**THE TASK:** Every record here needs to be written out again exactly.
** Start MATERIAL FOR THE TASK **
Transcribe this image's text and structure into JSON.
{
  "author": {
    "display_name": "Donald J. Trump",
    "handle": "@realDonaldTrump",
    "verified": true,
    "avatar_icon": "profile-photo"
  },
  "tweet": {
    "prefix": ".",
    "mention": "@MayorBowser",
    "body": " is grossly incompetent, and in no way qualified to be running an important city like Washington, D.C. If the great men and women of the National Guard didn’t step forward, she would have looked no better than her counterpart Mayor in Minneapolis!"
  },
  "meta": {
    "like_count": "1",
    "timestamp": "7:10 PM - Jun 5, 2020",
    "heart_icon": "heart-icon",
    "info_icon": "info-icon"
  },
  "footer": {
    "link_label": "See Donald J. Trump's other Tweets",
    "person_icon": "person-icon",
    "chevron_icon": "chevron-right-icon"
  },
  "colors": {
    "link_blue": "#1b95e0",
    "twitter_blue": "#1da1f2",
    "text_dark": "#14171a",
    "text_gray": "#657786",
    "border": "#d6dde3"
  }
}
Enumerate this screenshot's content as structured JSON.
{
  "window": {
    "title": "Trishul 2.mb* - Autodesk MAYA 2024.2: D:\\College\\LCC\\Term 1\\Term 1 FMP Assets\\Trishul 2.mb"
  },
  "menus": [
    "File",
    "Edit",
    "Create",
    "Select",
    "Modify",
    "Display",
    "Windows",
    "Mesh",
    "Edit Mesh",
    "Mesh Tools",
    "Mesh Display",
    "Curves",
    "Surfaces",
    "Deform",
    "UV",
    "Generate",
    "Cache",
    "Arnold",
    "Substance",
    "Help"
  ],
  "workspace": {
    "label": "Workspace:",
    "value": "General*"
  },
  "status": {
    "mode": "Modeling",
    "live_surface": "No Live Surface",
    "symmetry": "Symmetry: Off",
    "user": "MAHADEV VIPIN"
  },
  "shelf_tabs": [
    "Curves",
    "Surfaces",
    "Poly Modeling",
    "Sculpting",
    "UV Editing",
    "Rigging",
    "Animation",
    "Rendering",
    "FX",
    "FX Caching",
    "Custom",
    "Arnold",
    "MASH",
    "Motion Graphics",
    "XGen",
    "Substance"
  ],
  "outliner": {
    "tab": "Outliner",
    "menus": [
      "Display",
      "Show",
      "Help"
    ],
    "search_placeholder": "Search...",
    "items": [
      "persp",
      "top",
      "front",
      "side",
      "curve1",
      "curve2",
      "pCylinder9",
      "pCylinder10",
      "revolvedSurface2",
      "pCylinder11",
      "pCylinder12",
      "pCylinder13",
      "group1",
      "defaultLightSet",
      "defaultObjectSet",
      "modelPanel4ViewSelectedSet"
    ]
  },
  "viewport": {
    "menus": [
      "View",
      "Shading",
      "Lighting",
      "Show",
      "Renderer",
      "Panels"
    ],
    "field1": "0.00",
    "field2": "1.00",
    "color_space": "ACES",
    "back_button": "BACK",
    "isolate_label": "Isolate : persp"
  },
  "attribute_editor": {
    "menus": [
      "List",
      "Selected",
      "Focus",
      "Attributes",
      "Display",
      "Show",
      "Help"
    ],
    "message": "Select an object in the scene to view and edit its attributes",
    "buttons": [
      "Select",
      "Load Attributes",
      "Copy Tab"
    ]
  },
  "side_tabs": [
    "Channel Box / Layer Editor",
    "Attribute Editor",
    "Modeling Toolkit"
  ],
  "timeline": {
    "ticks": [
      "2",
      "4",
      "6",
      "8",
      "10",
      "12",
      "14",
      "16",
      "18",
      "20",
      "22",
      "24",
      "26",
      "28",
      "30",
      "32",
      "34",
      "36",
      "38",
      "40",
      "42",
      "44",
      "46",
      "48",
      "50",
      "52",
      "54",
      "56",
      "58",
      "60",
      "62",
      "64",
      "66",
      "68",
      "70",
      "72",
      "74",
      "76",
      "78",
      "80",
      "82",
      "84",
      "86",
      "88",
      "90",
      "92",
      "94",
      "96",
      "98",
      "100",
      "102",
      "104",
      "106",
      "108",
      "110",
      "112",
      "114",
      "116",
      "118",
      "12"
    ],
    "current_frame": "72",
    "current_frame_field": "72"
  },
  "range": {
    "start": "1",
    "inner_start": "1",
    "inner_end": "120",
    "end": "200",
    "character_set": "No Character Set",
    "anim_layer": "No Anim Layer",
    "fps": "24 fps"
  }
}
** End MATERIAL FOR THE TASK **
**FULL OUTPUT:**
Transcribe this image's text and structure into JSON.
{
  "author": {
    "display_name": "Donald J. Trump",
    "handle": "@realDonaldTrump",
    "verified": true,
    "avatar_icon": "profile-photo"
  },
  "tweet": {
    "prefix": ".",
    "mention": "@MayorBowser",
    "body": " is grossly incompetent, and in no way qualified to be running an important city like Washington, D.C. If the great men and women of the National Guard didn’t step forward, she would have looked no better than her counterpart Mayor in Minneapolis!"
  },
  "meta": {
    "like_count": "1",
    "timestamp": "7:10 PM - Jun 5, 2020",
    "heart_icon": "heart-icon",
    "info_icon": "info-icon"
  },
  "footer": {
    "link_label": "See Donald J. Trump's other Tweets",
    "person_icon": "person-icon",
    "chevron_icon": "chevron-right-icon"
  },
  "colors": {
    "link_blue": "#1b95e0",
    "twitter_blue": "#1da1f2",
    "text_dark": "#14171a",
    "text_gray": "#657786",
    "border": "#d6dde3"
  }
}
Enumerate this screenshot's content as structured JSON.
{
  "window": {
    "title": "Trishul 2.mb* - Autodesk MAYA 2024.2: D:\\College\\LCC\\Term 1\\Term 1 FMP Assets\\Trishul 2.mb"
  },
  "menus": [
    "File",
    "Edit",
    "Create",
    "Select",
    "Modify",
    "Display",
    "Windows",
    "Mesh",
    "Edit Mesh",
    "Mesh Tools",
    "Mesh Display",
    "Curves",
    "Surfaces",
    "Deform",
    "UV",
    "Generate",
    "Cache",
    "Arnold",
    "Substance",
    "Help"
  ],
  "workspace": {
    "label": "Workspace:",
    "value": "General*"
  },
  "status": {
    "mode": "Modeling",
    "live_surface": "No Live Surface",
    "symmetry": "Symmetry: Off",
    "user": "MAHADEV VIPIN"
  },
  "shelf_tabs": [
    "Curves",
    "Surfaces",
    "Poly Modeling",
    "Sculpting",
    "UV Editing",
    "Rigging",
    "Animation",
    "Rendering",
    "FX",
    "FX Caching",
    "Custom",
    "Arnold",
    "MASH",
    "Motion Graphics",
    "XGen",
    "Substance"
  ],
  "outliner": {
    "tab": "Outliner",
    "menus": [
      "Display",
      "Show",
      "Help"
    ],
    "search_placeholder": "Search...",
    "items": [
      "persp",
      "top",
      "front",
      "side",
      "curve1",
      "curve2",
      "pCylinder9",
      "pCylinder10",
      "revolvedSurface2",
      "pCylinder11",
      "pCylinder12",
      "pCylinder13",
      "group1",
      "defaultLightSet",
      "defaultObjectSet",
      "modelPanel4ViewSelectedSet"
    ]
  },
  "viewport": {
    "menus": [
      "View",
      "Shading",
      "Lighting",
      "Show",
      "Renderer",
      "Panels"
    ],
    "field1": "0.00",
    "field2": "1.00",
    "color_space": "ACES",
    "back_button": "BACK",
    "isolate_label": "Isolate : persp"
  },
  "attribute_editor": {
    "menus": [
      "List",
      "Selected",
      "Focus",
      "Attributes",
      "Display",
      "Show",
      "Help"
    ],
    "message": "Select an object in the scene to view and edit its attributes",
    "buttons": [
      "Select",
      "Load Attributes",
      "Copy Tab"
    ]
  },
  "side_tabs": [
    "Channel Box / Layer Editor",
    "Attribute Editor",
    "Modeling Toolkit"
  ],
  "timeline": {
    "ticks": [
      "2",
      "4",
      "6",
      "8",
      "10",
      "12",
      "14",
      "16",
      "18",
      "20",
      "22",
      "24",
      "26",
      "28",
      "30",
      "32",
      "34",
      "36",
      "38",
      "40",
      "42",
      "44",
      "46",
      "48",
      "50",
      "52",
      "54",
      "56",
      "58",
      "60",
      "62",
      "64",
      "66",
      "68",
      "70",
      "72",
      "74",
      "76",
      "78",
      "80",
      "82",
      "84",
      "86",
      "88",
      "90",
      "92",
      "94",
      "96",
      "98",
      "100",
      "102",
      "104",
      "106",
      "108",
      "110",
      "112",
      "114",
      "116",
      "118",
      "12"
    ],
    "current_frame": "72",
    "current_frame_field": "72"
  },
  "range": {
    "start": "1",
    "inner_start": "1",
    "inner_end": "120",
    "end": "200",
    "character_set": "No Character Set",
    "anim_layer": "No Anim Layer",
    "fps": "24 fps"
  }
}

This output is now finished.